Records from a collection of figures:
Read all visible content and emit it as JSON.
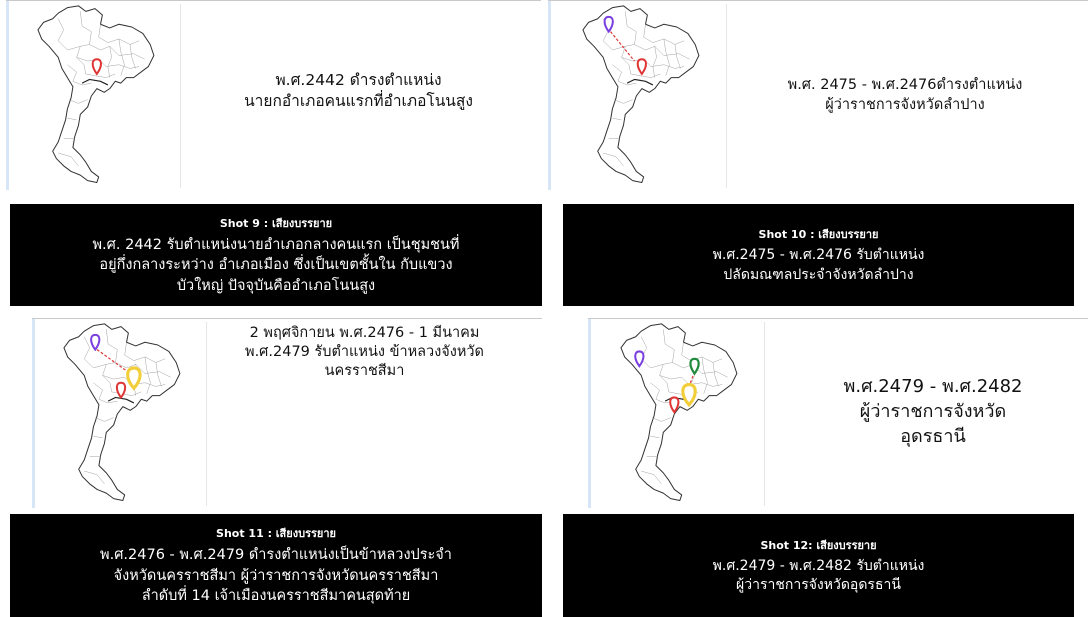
{
  "shots": [
    {
      "slide_caption": [
        "พ.ศ.2442  ดำรงตำแหน่ง",
        "นายกอำเภอคนแรกที่อำเภอโนนสูง"
      ],
      "narration_title": "Shot 9 : เสียงบรรยาย",
      "narration_lines": [
        "พ.ศ. 2442 รับตำแหน่งนายอำเภอกลางคนแรก เป็นชุมชนที่",
        "อยู่กึ่งกลางระหว่าง อำเภอเมือง ซึ่งเป็นเขตชั้นใน กับแขวง",
        "บัวใหญ่ ปัจจุบันคืออำเภอโนนสูง"
      ]
    },
    {
      "slide_caption": [
        "พ.ศ. 2475 - พ.ศ.2476ดำรงตำแหน่ง",
        "ผู้ว่าราชการจังหวัดลำปาง"
      ],
      "narration_title": "Shot 10 : เสียงบรรยาย",
      "narration_lines": [
        "พ.ศ.2475 - พ.ศ.2476 รับตำแหน่ง",
        "ปลัดมณฑลประจำจังหวัดลำปาง"
      ]
    },
    {
      "slide_caption": [
        "2 พฤศจิกายน พ.ศ.2476 -  1 มีนาคม",
        "พ.ศ.2479 รับตำแหน่ง ข้าหลวงจังหวัด",
        "นครราชสีมา"
      ],
      "narration_title": "Shot 11 : เสียงบรรยาย",
      "narration_lines": [
        "พ.ศ.2476 - พ.ศ.2479 ดำรงตำแหน่งเป็นข้าหลวงประจำ",
        "จังหวัดนครราชสีมา ผู้ว่าราชการจังหวัดนครราชสีมา",
        "ลำดับที่ 14 เจ้าเมืองนครราชสีมาคนสุดท้าย"
      ]
    },
    {
      "slide_caption": [
        "พ.ศ.2479 - พ.ศ.2482",
        "ผู้ว่าราชการจังหวัด",
        "อุดรธานี"
      ],
      "narration_title": "Shot 12: เสียงบรรยาย",
      "narration_lines": [
        "พ.ศ.2479 - พ.ศ.2482 รับตำแหน่ง",
        "ผู้ว่าราชการจังหวัดอุดรธานี"
      ]
    }
  ],
  "colors": {
    "pin_red": "#e03535",
    "pin_purple": "#7a3fe0",
    "pin_yellow": "#f2cf3a",
    "pin_green": "#1f8a3b",
    "route": "#e03535",
    "narration_bg": "#000000"
  }
}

WRITTEN REQUEST:
Copy out every line that includes the word "ยงบรรยาย".

SOLUTION TO THIS EXERCISE:
      "narration_title": "Shot 9 : เสียงบรรยาย",
      "narration_title": "Shot 10 : เสียงบรรยาย",
      "narration_title": "Shot 11 : เสียงบรรยาย",
      "narration_title": "Shot 12: เสียงบรรยาย",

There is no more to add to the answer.